THE REQUEST = Present each line of the entries below that holds the word "금리하락".

## BEGIN INPUT RECORDS

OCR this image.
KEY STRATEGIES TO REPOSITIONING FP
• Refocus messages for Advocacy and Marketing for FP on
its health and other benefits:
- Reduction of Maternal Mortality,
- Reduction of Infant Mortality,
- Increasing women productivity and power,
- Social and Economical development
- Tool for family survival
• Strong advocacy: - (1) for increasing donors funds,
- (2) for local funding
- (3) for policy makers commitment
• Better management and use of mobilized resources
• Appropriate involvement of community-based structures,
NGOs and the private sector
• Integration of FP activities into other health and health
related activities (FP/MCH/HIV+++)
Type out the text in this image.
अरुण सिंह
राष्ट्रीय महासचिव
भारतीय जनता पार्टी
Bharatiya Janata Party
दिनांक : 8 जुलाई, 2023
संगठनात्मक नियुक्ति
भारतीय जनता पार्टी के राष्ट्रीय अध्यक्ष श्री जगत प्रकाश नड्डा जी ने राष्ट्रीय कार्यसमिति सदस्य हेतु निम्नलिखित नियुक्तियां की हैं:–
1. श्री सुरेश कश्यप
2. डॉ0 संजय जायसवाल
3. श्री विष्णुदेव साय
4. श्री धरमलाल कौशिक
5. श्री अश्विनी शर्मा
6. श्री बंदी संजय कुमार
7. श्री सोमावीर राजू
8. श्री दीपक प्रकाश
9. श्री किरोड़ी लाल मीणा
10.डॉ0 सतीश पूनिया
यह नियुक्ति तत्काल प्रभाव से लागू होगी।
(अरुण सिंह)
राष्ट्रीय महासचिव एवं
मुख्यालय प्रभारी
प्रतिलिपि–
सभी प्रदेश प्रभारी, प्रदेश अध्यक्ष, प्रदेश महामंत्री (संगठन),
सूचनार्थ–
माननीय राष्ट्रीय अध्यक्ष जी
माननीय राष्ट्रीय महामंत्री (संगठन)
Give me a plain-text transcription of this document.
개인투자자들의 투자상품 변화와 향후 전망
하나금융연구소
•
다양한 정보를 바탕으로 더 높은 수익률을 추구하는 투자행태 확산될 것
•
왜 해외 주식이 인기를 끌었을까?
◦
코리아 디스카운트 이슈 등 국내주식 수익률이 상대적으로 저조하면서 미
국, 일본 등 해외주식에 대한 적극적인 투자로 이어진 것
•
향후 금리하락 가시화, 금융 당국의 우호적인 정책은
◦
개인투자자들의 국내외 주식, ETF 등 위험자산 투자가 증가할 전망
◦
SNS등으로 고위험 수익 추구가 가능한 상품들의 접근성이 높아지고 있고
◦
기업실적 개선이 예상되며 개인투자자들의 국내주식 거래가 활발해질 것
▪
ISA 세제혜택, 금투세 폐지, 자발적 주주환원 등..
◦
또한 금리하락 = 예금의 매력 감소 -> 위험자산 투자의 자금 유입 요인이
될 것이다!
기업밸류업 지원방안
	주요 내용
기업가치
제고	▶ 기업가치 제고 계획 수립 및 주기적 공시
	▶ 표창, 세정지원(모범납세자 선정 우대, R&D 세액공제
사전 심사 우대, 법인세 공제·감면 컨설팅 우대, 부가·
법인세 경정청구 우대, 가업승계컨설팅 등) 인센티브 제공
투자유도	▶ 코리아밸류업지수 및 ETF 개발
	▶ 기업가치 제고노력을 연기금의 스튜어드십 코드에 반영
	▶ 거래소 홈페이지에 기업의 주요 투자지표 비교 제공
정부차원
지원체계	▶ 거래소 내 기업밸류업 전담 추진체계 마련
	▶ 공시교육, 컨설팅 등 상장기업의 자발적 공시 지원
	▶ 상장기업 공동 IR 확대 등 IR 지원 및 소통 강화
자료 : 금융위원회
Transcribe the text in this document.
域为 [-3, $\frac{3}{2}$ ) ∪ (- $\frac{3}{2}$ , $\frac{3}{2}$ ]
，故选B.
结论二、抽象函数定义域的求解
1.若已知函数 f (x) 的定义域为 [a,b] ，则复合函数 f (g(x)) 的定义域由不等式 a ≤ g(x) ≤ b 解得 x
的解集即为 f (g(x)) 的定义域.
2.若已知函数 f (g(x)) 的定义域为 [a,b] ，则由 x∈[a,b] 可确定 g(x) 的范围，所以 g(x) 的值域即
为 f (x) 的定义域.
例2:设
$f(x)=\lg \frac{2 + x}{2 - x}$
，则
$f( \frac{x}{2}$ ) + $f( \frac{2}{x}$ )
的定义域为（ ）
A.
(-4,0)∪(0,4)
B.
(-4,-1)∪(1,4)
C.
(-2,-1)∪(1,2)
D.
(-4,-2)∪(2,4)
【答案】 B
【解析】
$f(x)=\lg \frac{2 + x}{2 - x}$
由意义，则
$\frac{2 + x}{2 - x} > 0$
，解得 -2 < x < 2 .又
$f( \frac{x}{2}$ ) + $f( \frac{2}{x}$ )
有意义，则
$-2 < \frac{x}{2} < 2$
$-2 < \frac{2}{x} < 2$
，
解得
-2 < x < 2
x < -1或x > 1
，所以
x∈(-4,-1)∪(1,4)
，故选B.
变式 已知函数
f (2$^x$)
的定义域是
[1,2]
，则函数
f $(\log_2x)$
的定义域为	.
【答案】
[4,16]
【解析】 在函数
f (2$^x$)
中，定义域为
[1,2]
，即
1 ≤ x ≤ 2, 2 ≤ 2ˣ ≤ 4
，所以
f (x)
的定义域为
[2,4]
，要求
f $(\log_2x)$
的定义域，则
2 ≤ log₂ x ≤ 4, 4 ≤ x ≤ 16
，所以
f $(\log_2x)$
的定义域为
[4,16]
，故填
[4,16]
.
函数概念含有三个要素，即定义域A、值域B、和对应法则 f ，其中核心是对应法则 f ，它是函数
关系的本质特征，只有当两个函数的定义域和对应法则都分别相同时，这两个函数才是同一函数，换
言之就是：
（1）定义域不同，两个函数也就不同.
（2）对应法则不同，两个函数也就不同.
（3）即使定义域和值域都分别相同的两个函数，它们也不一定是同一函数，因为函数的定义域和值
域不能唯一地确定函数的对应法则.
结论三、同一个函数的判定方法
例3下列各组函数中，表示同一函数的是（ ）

## END INPUT RECORDS

CORRECT OUTPUT =
향후 금리하락 가시화, 금융 당국의 우호적인 정책은
또한 금리하락 = 예금의 매력 감소 -> 위험자산 투자의 자금 유입 요인이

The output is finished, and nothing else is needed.